— START RECORDED DATA —
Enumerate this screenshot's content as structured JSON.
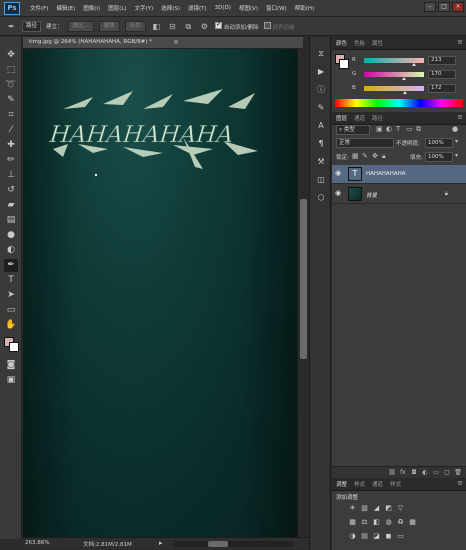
{
  "app": {
    "logo": "Ps"
  },
  "menu": [
    "文件(F)",
    "编辑(E)",
    "图像(I)",
    "图层(L)",
    "文字(Y)",
    "选择(S)",
    "滤镜(T)",
    "3D(D)",
    "视图(V)",
    "窗口(W)",
    "帮助(H)"
  ],
  "options": {
    "mode_select": "路径",
    "make_label": "建立：",
    "selection_btn": "选区...",
    "mask_btn": "蒙版",
    "shape_btn": "形状",
    "auto_add_delete": "自动添加/删除",
    "align_edges": "对齐边缘"
  },
  "document": {
    "tab_title": "timg.jpg @ 264% (HAHAHAHAHA, RGB/8#) *",
    "art_text": "HAHAHAHAHA",
    "zoom": "263.86%",
    "doc_size": "文档:2.81M/2.81M"
  },
  "color_panel": {
    "tabs": [
      "颜色",
      "色板",
      "属性"
    ],
    "channels": [
      {
        "label": "R",
        "value": "213",
        "level": 0.835,
        "from": "#00b1ac",
        "to": "#ffb1ac"
      },
      {
        "label": "G",
        "value": "170",
        "level": 0.667,
        "from": "#d500ac",
        "to": "#d5ffac"
      },
      {
        "label": "B",
        "value": "172",
        "level": 0.675,
        "from": "#d5b100",
        "to": "#d5b1ff"
      }
    ],
    "foreground": "#d5aaac"
  },
  "layers_panel": {
    "tabs": [
      "图层",
      "通道",
      "路径"
    ],
    "filter": "类型",
    "blend_mode": "正常",
    "opacity_label": "不透明度:",
    "opacity": "100%",
    "lock_label": "锁定:",
    "fill_label": "填充:",
    "fill": "100%",
    "layers": [
      {
        "name": "HAHAHAHAHA",
        "type": "text",
        "selected": true
      },
      {
        "name": "背景",
        "type": "image",
        "selected": false,
        "locked": true
      }
    ]
  },
  "adjustments_panel": {
    "tabs": [
      "调整",
      "样式",
      "通道",
      "样式"
    ],
    "title": "添加调整"
  }
}
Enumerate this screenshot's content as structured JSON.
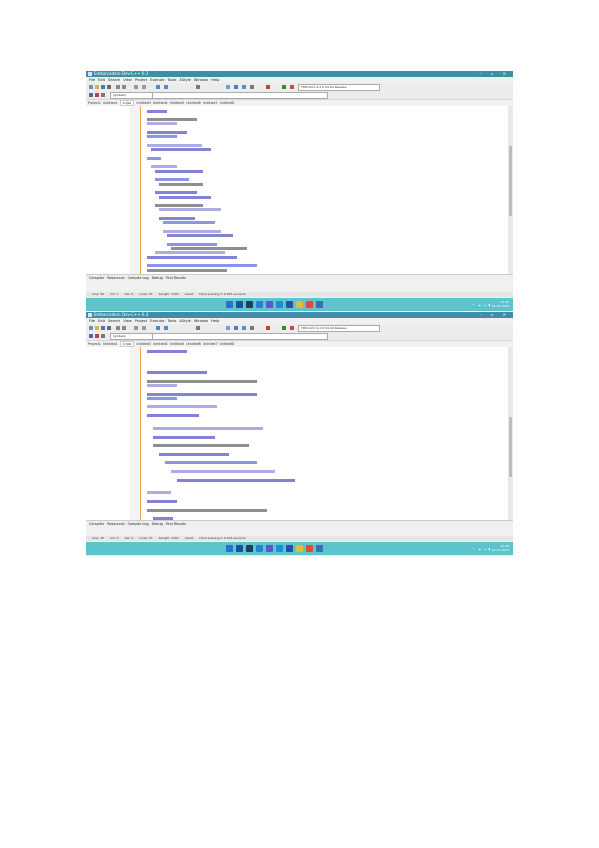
{
  "screens": [
    {
      "title": "Embarcadero Dev-C++ 6.3",
      "menu": [
        "File",
        "Edit",
        "Search",
        "View",
        "Project",
        "Execute",
        "Tools",
        "AStyle",
        "Window",
        "Help"
      ],
      "toolbar_combo": "TDM-GCC 9.2.0 64-bit Release",
      "toolbar_combo2": "(globals)",
      "tabs": [
        "Project1",
        "Untitled1",
        "x.cpp",
        "Untitled3",
        "Untitled4",
        "Untitled5",
        "Untitled6",
        "Untitled7",
        "Untitled8"
      ],
      "bottom_tabs": [
        "Compiler",
        "Resources",
        "Compile Log",
        "Debug",
        "Find Results"
      ],
      "status": [
        "Line: 50",
        "Col: 1",
        "Sel: 0",
        "Lines: 51",
        "Length: 1303",
        "Insert",
        "Done parsing in 0.015 seconds"
      ],
      "tray_time": "15:40",
      "tray_date": "22-12-2023"
    },
    {
      "title": "Embarcadero Dev-C++ 6.3",
      "menu": [
        "File",
        "Edit",
        "Search",
        "View",
        "Project",
        "Execute",
        "Tools",
        "AStyle",
        "Window",
        "Help"
      ],
      "toolbar_combo": "TDM-GCC 9.2.0 64-bit Release",
      "toolbar_combo2": "(globals)",
      "tabs": [
        "Project1",
        "Untitled1",
        "x.cpp",
        "Untitled3",
        "Untitled4",
        "Untitled5",
        "Untitled6",
        "Untitled7",
        "Untitled8"
      ],
      "bottom_tabs": [
        "Compiler",
        "Resources",
        "Compile Log",
        "Debug",
        "Find Results"
      ],
      "status": [
        "Line: 40",
        "Col: 5",
        "Sel: 0",
        "Lines: 51",
        "Length: 1303",
        "Insert",
        "Done parsing in 0.015 seconds"
      ],
      "tray_time": "15:42",
      "tray_date": "22-12-2023"
    }
  ],
  "taskbar_icons": [
    "start-icon",
    "search-icon",
    "task-view-icon",
    "widgets-icon",
    "chat-icon",
    "edge-icon",
    "store-icon",
    "explorer-icon",
    "chrome-icon",
    "devcpp-icon"
  ],
  "taskbar_colors": [
    "#2b6fd6",
    "#1b4f9c",
    "#233b5e",
    "#2a7fd4",
    "#5b59c9",
    "#1c8fd1",
    "#2b4fa8",
    "#e5b93c",
    "#e24a33",
    "#3a6fb0"
  ],
  "colors": {
    "titlebar": "#3d8fa6",
    "taskbar": "#5dc3cc",
    "keyword": "#1e1eb3",
    "string": "#2f3bd6"
  }
}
— END RECORDED DATA —
— WHAT NEEDS TO BE DONE —
Output the records above exactly as they are, leaving out the pictures.

— EXPECTED ANSWER —
Enumerate this screenshot's content as structured JSON.
{
  "app": {
    "logo": "Ps"
  },
  "menu": [
    "文件(F)",
    "编辑(E)",
    "图像(I)",
    "图层(L)",
    "文字(Y)",
    "选择(S)",
    "滤镜(T)",
    "3D(D)",
    "视图(V)",
    "窗口(W)",
    "帮助(H)"
  ],
  "options": {
    "mode_select": "路径",
    "make_label": "建立：",
    "selection_btn": "选区...",
    "mask_btn": "蒙版",
    "shape_btn": "形状",
    "auto_add_delete": "自动添加/删除",
    "align_edges": "对齐边缘"
  },
  "document": {
    "tab_title": "timg.jpg @ 264% (HAHAHAHAHA, RGB/8#) *",
    "art_text": "HAHAHAHAHA",
    "zoom": "263.86%",
    "doc_size": "文档:2.81M/2.81M"
  },
  "color_panel": {
    "tabs": [
      "颜色",
      "色板",
      "属性"
    ],
    "channels": [
      {
        "label": "R",
        "value": "213",
        "level": 0.835,
        "from": "#00b1ac",
        "to": "#ffb1ac"
      },
      {
        "label": "G",
        "value": "170",
        "level": 0.667,
        "from": "#d500ac",
        "to": "#d5ffac"
      },
      {
        "label": "B",
        "value": "172",
        "level": 0.675,
        "from": "#d5b100",
        "to": "#d5b1ff"
      }
    ],
    "foreground": "#d5aaac"
  },
  "layers_panel": {
    "tabs": [
      "图层",
      "通道",
      "路径"
    ],
    "filter": "类型",
    "blend_mode": "正常",
    "opacity_label": "不透明度:",
    "opacity": "100%",
    "lock_label": "锁定:",
    "fill_label": "填充:",
    "fill": "100%",
    "layers": [
      {
        "name": "HAHAHAHAHA",
        "type": "text",
        "selected": true
      },
      {
        "name": "背景",
        "type": "image",
        "selected": false,
        "locked": true
      }
    ]
  },
  "adjustments_panel": {
    "tabs": [
      "调整",
      "样式",
      "通道",
      "样式"
    ],
    "title": "添加调整"
  }
}
Enumerate this screenshot's content as structured JSON.
{
  "screens": [
    {
      "title": "Embarcadero Dev-C++ 6.3",
      "menu": [
        "File",
        "Edit",
        "Search",
        "View",
        "Project",
        "Execute",
        "Tools",
        "AStyle",
        "Window",
        "Help"
      ],
      "toolbar_combo": "TDM-GCC 9.2.0 64-bit Release",
      "toolbar_combo2": "(globals)",
      "tabs": [
        "Project1",
        "Untitled1",
        "x.cpp",
        "Untitled3",
        "Untitled4",
        "Untitled5",
        "Untitled6",
        "Untitled7",
        "Untitled8"
      ],
      "bottom_tabs": [
        "Compiler",
        "Resources",
        "Compile Log",
        "Debug",
        "Find Results"
      ],
      "status": [
        "Line: 50",
        "Col: 1",
        "Sel: 0",
        "Lines: 51",
        "Length: 1303",
        "Insert",
        "Done parsing in 0.015 seconds"
      ],
      "tray_time": "15:40",
      "tray_date": "22-12-2023"
    },
    {
      "title": "Embarcadero Dev-C++ 6.3",
      "menu": [
        "File",
        "Edit",
        "Search",
        "View",
        "Project",
        "Execute",
        "Tools",
        "AStyle",
        "Window",
        "Help"
      ],
      "toolbar_combo": "TDM-GCC 9.2.0 64-bit Release",
      "toolbar_combo2": "(globals)",
      "tabs": [
        "Project1",
        "Untitled1",
        "x.cpp",
        "Untitled3",
        "Untitled4",
        "Untitled5",
        "Untitled6",
        "Untitled7",
        "Untitled8"
      ],
      "bottom_tabs": [
        "Compiler",
        "Resources",
        "Compile Log",
        "Debug",
        "Find Results"
      ],
      "status": [
        "Line: 40",
        "Col: 5",
        "Sel: 0",
        "Lines: 51",
        "Length: 1303",
        "Insert",
        "Done parsing in 0.015 seconds"
      ],
      "tray_time": "15:42",
      "tray_date": "22-12-2023"
    }
  ],
  "taskbar_icons": [
    "start-icon",
    "search-icon",
    "task-view-icon",
    "widgets-icon",
    "chat-icon",
    "edge-icon",
    "store-icon",
    "explorer-icon",
    "chrome-icon",
    "devcpp-icon"
  ],
  "taskbar_colors": [
    "#2b6fd6",
    "#1b4f9c",
    "#233b5e",
    "#2a7fd4",
    "#5b59c9",
    "#1c8fd1",
    "#2b4fa8",
    "#e5b93c",
    "#e24a33",
    "#3a6fb0"
  ],
  "colors": {
    "titlebar": "#3d8fa6",
    "taskbar": "#5dc3cc",
    "keyword": "#1e1eb3",
    "string": "#2f3bd6"
  }
}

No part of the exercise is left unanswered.